* Input for this task:
********************
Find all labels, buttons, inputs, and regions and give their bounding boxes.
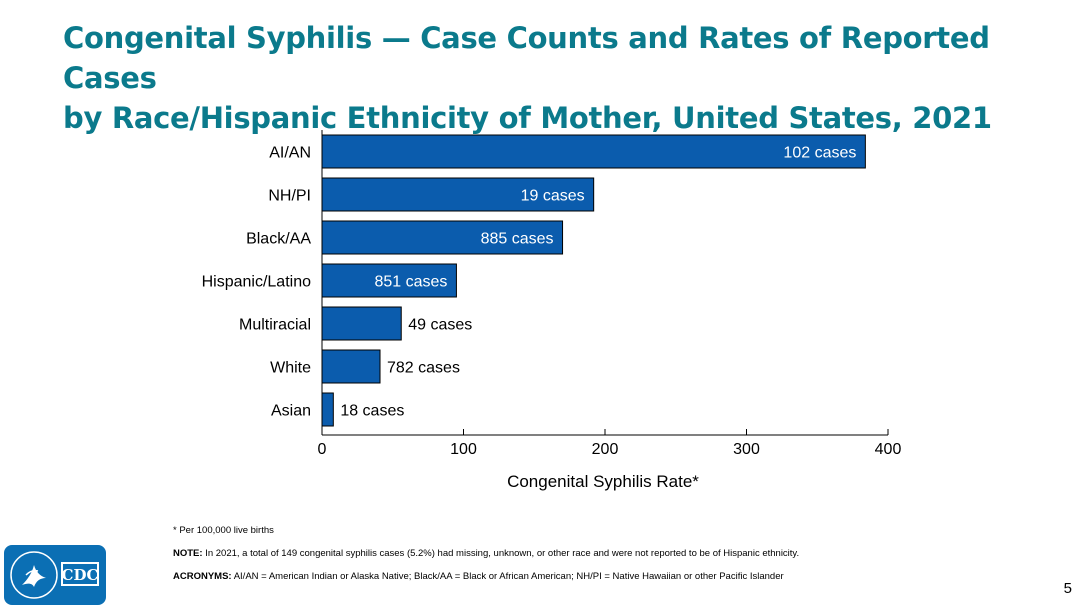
category-label: Multiracial [239,317,311,334]
title-line-1: Congenital Syphilis — Case Counts and Ra… [63,21,990,95]
footnote-asterisk: * Per 100,000 live births [173,525,274,536]
footnote-acronyms: ACRONYMS: AI/AN = American Indian or Ala… [173,571,784,582]
x-tick-label: 200 [592,441,619,458]
bar-hispanic-latino [321,263,457,298]
x-tick-label: 0 [318,441,327,458]
category-label: NH/PI [268,188,311,205]
bar-chart: AI/AN 102 cases NH/PI 19 cases Black/AA 885 c… [202,130,902,491]
data-label: 19 cases [521,188,585,205]
x-tick-label: 300 [733,441,760,458]
title-line-2: by Race/Hispanic Ethnicity of Mother, Un… [63,101,992,135]
acronyms-text: AI/AN = American Indian or Alaska Native… [231,571,784,582]
x-axis-title: Congenital Syphilis Rate* [507,472,699,491]
category-label: AI/AN [269,145,311,162]
hhs-eagle-icon: CDC [10,551,99,599]
category-label: Black/AA [246,231,311,248]
bar-multiracial [321,306,402,341]
x-tick-label: 100 [450,441,477,458]
cdc-logo: CDC [4,545,106,605]
bar-black-aa [321,220,564,255]
acronyms-label: ACRONYMS: [173,571,232,582]
bar-asian [321,392,334,427]
data-label: 885 cases [481,231,554,248]
x-tick-label: 400 [875,441,902,458]
data-label: 18 cases [340,403,404,420]
page-number: 5 [1063,580,1072,597]
data-label: 102 cases [783,145,856,162]
footnote-note: NOTE: In 2021, a total of 149 congenital… [173,548,799,559]
data-label: 851 cases [374,274,447,291]
cdc-logo-text: CDC [62,566,99,584]
bar-ai-an [321,134,866,169]
note-text: In 2021, a total of 149 congenital syphi… [202,548,800,559]
bar-white [321,349,381,384]
category-label: White [270,360,311,377]
data-label: 782 cases [387,360,460,377]
slide-title: Congenital Syphilis — Case Counts and Ra… [63,18,1073,138]
note-label: NOTE: [173,548,203,559]
category-label: Asian [271,403,311,420]
category-label: Hispanic/Latino [202,274,312,291]
data-label: 49 cases [408,317,472,334]
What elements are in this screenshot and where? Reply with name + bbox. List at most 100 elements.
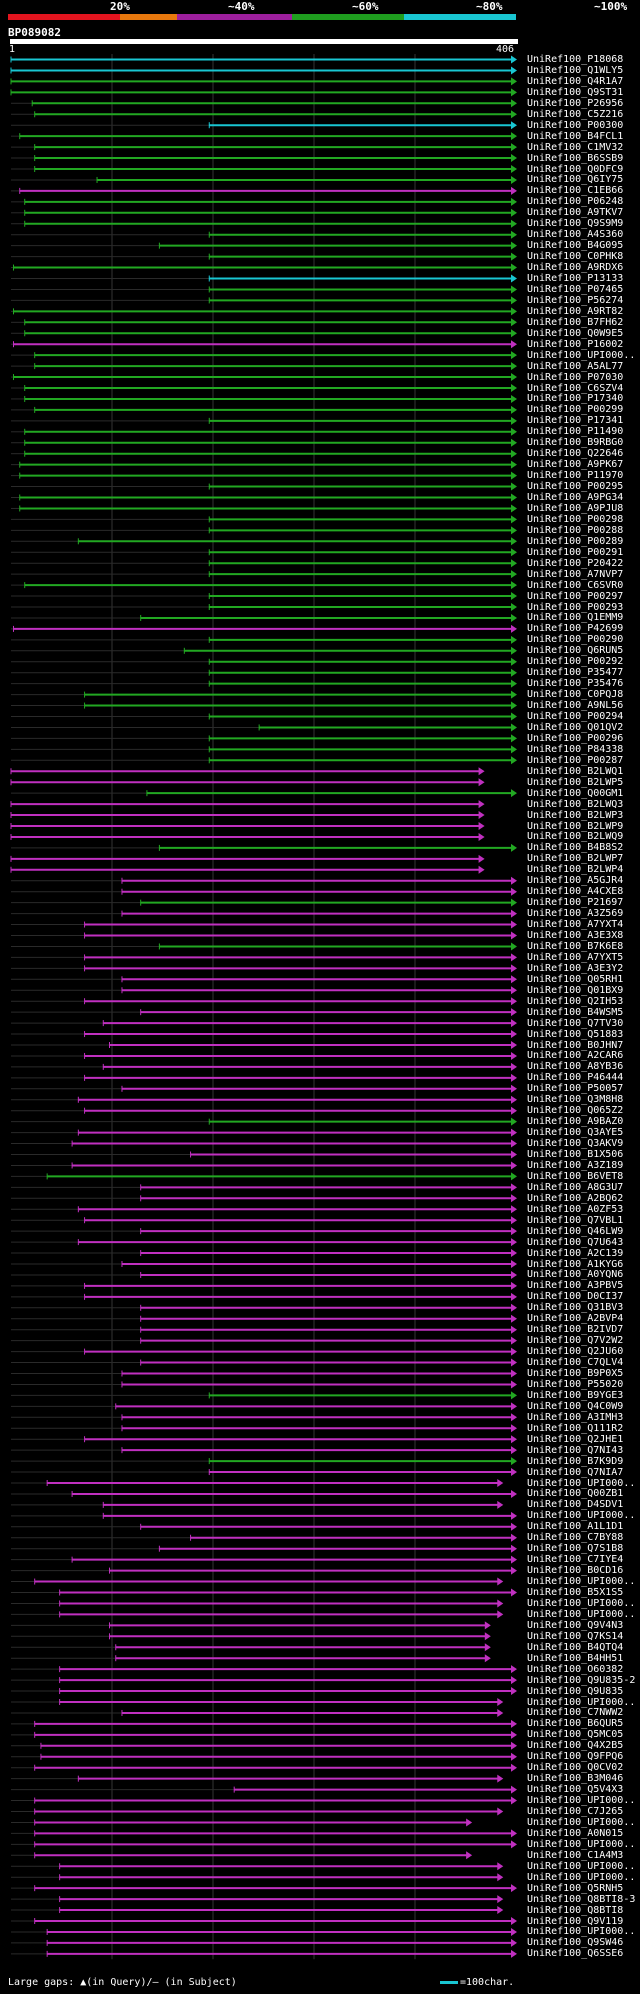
hit-label[interactable]: UniRef100_Q111R2: [527, 1422, 624, 1434]
hit-label[interactable]: UniRef100_A3IMH3: [527, 1411, 624, 1423]
hit-label[interactable]: UniRef100_A9PG34: [527, 492, 624, 503]
hit-row[interactable]: UniRef100_Q9V119: [0, 1916, 640, 1927]
hit-row[interactable]: UniRef100_Q6IY75: [0, 174, 640, 185]
hit-label[interactable]: UniRef100_P00293: [527, 601, 624, 613]
hit-row[interactable]: UniRef100_A9RT82: [0, 306, 640, 317]
hit-label[interactable]: UniRef100_Q2JU60: [527, 1346, 624, 1358]
hit-label[interactable]: UniRef100_C0PQJ8: [527, 689, 624, 701]
hit-row[interactable]: UniRef100_A3IMH3: [0, 1412, 640, 1423]
hit-row[interactable]: UniRef100_P16002: [0, 339, 640, 350]
hit-row[interactable]: UniRef100_Q01BX9: [0, 985, 640, 996]
hit-label[interactable]: UniRef100_Q7NIA7: [527, 1466, 624, 1478]
hit-row[interactable]: UniRef100_A0N015: [0, 1828, 640, 1839]
hit-row[interactable]: UniRef100_Q0DFC9: [0, 164, 640, 175]
hit-row[interactable]: UniRef100_B2LWQ9: [0, 831, 640, 842]
hit-label[interactable]: UniRef100_Q7VBL1: [527, 1214, 624, 1226]
hit-label[interactable]: UniRef100_P46444: [527, 1072, 624, 1084]
hit-label[interactable]: UniRef100_C5Z216: [527, 108, 624, 120]
hit-row[interactable]: UniRef100_P11970: [0, 470, 640, 481]
hit-label[interactable]: UniRef100_Q8BTI8: [527, 1904, 624, 1916]
hit-label[interactable]: UniRef100_B4HH51: [527, 1652, 624, 1664]
hit-row[interactable]: UniRef100_Q7NI43: [0, 1445, 640, 1456]
hit-row[interactable]: UniRef100_P35477: [0, 667, 640, 678]
hit-row[interactable]: UniRef100_A9TKV7: [0, 207, 640, 218]
hit-row[interactable]: UniRef100_B9YGE3: [0, 1390, 640, 1401]
hit-row[interactable]: UniRef100_C7IYE4: [0, 1554, 640, 1565]
hit-row[interactable]: UniRef100_B2LWP5: [0, 777, 640, 788]
hit-row[interactable]: UniRef100_A1L1D1: [0, 1521, 640, 1532]
hit-row[interactable]: UniRef100_P55020: [0, 1379, 640, 1390]
hit-label[interactable]: UniRef100_P00287: [527, 754, 624, 766]
hit-label[interactable]: UniRef100_Q01QV2: [527, 721, 624, 733]
hit-label[interactable]: UniRef100_P55020: [527, 1378, 624, 1390]
hit-row[interactable]: UniRef100_A3Z569: [0, 908, 640, 919]
hit-row[interactable]: UniRef100_A9PG34: [0, 492, 640, 503]
hit-label[interactable]: UniRef100_P07030: [527, 371, 624, 383]
hit-label[interactable]: UniRef100_P00291: [527, 546, 624, 558]
hit-row[interactable]: UniRef100_Q31BV3: [0, 1302, 640, 1313]
hit-row[interactable]: UniRef100_C0PQJ8: [0, 689, 640, 700]
hit-label[interactable]: UniRef100_UPI000..: [527, 1696, 636, 1708]
hit-row[interactable]: UniRef100_A2C139: [0, 1248, 640, 1259]
hit-row[interactable]: UniRef100_P26956: [0, 98, 640, 109]
hit-row[interactable]: UniRef100_C7QLV4: [0, 1357, 640, 1368]
hit-label[interactable]: UniRef100_B2LWP4: [527, 864, 624, 876]
hit-row[interactable]: UniRef100_D0CI37: [0, 1291, 640, 1302]
hit-row[interactable]: UniRef100_Q46LW9: [0, 1226, 640, 1237]
hit-label[interactable]: UniRef100_P18068: [527, 54, 624, 65]
hit-row[interactable]: UniRef100_P00298: [0, 514, 640, 525]
hit-row[interactable]: UniRef100_A1KYG6: [0, 1259, 640, 1270]
hit-row[interactable]: UniRef100_Q9S9M9: [0, 218, 640, 229]
hit-label[interactable]: UniRef100_B4FCL1: [527, 130, 624, 142]
hit-row[interactable]: UniRef100_B2LWQ1: [0, 766, 640, 777]
hit-row[interactable]: UniRef100_B4B8S2: [0, 842, 640, 853]
hit-row[interactable]: UniRef100_Q2IH53: [0, 996, 640, 1007]
hit-label[interactable]: UniRef100_P84338: [527, 743, 624, 755]
hit-label[interactable]: UniRef100_Q5RNH5: [527, 1882, 624, 1894]
hit-label[interactable]: UniRef100_Q00ZB1: [527, 1488, 624, 1500]
hit-label[interactable]: UniRef100_Q00GM1: [527, 787, 624, 799]
hit-row[interactable]: UniRef100_B7K9D9: [0, 1456, 640, 1467]
hit-label[interactable]: UniRef100_P17340: [527, 393, 624, 405]
hit-row[interactable]: UniRef100_Q3AKV9: [0, 1138, 640, 1149]
hit-label[interactable]: UniRef100_A5GJR4: [527, 875, 624, 887]
hit-label[interactable]: UniRef100_Q0W9E5: [527, 327, 624, 339]
hit-label[interactable]: UniRef100_A3E3Y2: [527, 962, 624, 974]
hit-label[interactable]: UniRef100_A3PBV5: [527, 1280, 624, 1292]
hit-label[interactable]: UniRef100_B2IVD7: [527, 1324, 624, 1336]
hit-row[interactable]: UniRef100_P00297: [0, 591, 640, 602]
hit-label[interactable]: UniRef100_Q7V2W2: [527, 1335, 624, 1347]
hit-row[interactable]: UniRef100_P00287: [0, 755, 640, 766]
hit-label[interactable]: UniRef100_Q7U643: [527, 1236, 624, 1248]
hit-label[interactable]: UniRef100_A9RDX6: [527, 262, 624, 274]
hit-label[interactable]: UniRef100_Q9V119: [527, 1915, 624, 1927]
hit-label[interactable]: UniRef100_P00300: [527, 119, 624, 131]
hit-row[interactable]: UniRef100_B2LWP9: [0, 821, 640, 832]
hit-row[interactable]: UniRef100_UPI000..: [0, 1861, 640, 1872]
hit-label[interactable]: UniRef100_Q3AYE5: [527, 1127, 624, 1139]
hit-row[interactable]: UniRef100_A7YXT5: [0, 952, 640, 963]
hit-label[interactable]: UniRef100_Q9U835-2: [527, 1674, 636, 1686]
hit-label[interactable]: UniRef100_P00288: [527, 524, 624, 536]
hit-label[interactable]: UniRef100_A4CXE8: [527, 886, 624, 898]
hit-row[interactable]: UniRef100_P20422: [0, 558, 640, 569]
hit-label[interactable]: UniRef100_A0YQN6: [527, 1269, 624, 1281]
hit-label[interactable]: UniRef100_P16002: [527, 338, 624, 350]
hit-row[interactable]: UniRef100_UPI000..: [0, 1697, 640, 1708]
hit-row[interactable]: UniRef100_Q7U643: [0, 1237, 640, 1248]
hit-label[interactable]: UniRef100_UPI000..: [527, 1926, 636, 1938]
hit-row[interactable]: UniRef100_Q4C0W9: [0, 1401, 640, 1412]
hit-row[interactable]: UniRef100_P00299: [0, 404, 640, 415]
hit-row[interactable]: UniRef100_UPI000..: [0, 1839, 640, 1850]
hit-row[interactable]: UniRef100_A9PJU8: [0, 503, 640, 514]
hit-label[interactable]: UniRef100_Q9FPQ6: [527, 1751, 624, 1763]
hit-label[interactable]: UniRef100_A2BQ62: [527, 1192, 624, 1204]
hit-row[interactable]: UniRef100_Q3AYE5: [0, 1127, 640, 1138]
hit-label[interactable]: UniRef100_B4QTQ4: [527, 1641, 624, 1653]
hit-row[interactable]: UniRef100_C1EB66: [0, 185, 640, 196]
hit-label[interactable]: UniRef100_A8YB36: [527, 1061, 624, 1073]
hit-row[interactable]: UniRef100_C0PHK8: [0, 251, 640, 262]
hit-label[interactable]: UniRef100_P00294: [527, 711, 624, 722]
hit-label[interactable]: UniRef100_A1KYG6: [527, 1258, 624, 1270]
hit-row[interactable]: UniRef100_Q00GM1: [0, 788, 640, 799]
********************
* Exercise directions: Express the listing lines above, from the line containing "1422, 624, 1434]" up to and including the line containing "hit-row[interactable]: UniRef100_A0N015: [0, 1828, 640, 1839]", as a JSON list of strings with one string per line and blank lines omitted.

* Answer to the problem:
[
  "hit-label[interactable]: UniRef100_Q111R2: [527, 1422, 624, 1434]",
  "hit-label[interactable]: UniRef100_A3IMH3: [527, 1411, 624, 1423]",
  "hit-label[interactable]: UniRef100_A9PG34: [527, 492, 624, 503]",
  "hit-row[interactable]: UniRef100_Q9V119: [0, 1916, 640, 1927]",
  "hit-row[interactable]: UniRef100_Q6IY75: [0, 174, 640, 185]",
  "hit-label[interactable]: UniRef100_P00293: [527, 601, 624, 613]",
  "hit-row[interactable]: UniRef100_A9RT82: [0, 306, 640, 317]",
  "hit-label[interactable]: UniRef100_Q2JU60: [527, 1346, 624, 1358]",
  "hit-label[interactable]: UniRef100_C0PQJ8: [527, 689, 624, 701]",
  "hit-row[interactable]: UniRef100_A3IMH3: [0, 1412, 640, 1423]",
  "hit-row[interactable]: UniRef100_P16002: [0, 339, 640, 350]",
  "hit-row[interactable]: UniRef100_Q01BX9: [0, 985, 640, 996]",
  "hit-label[interactable]: UniRef100_Q7NIA7: [527, 1466, 624, 1478]",
  "hit-row[interactable]: UniRef100_A0N015: [0, 1828, 640, 1839]"
]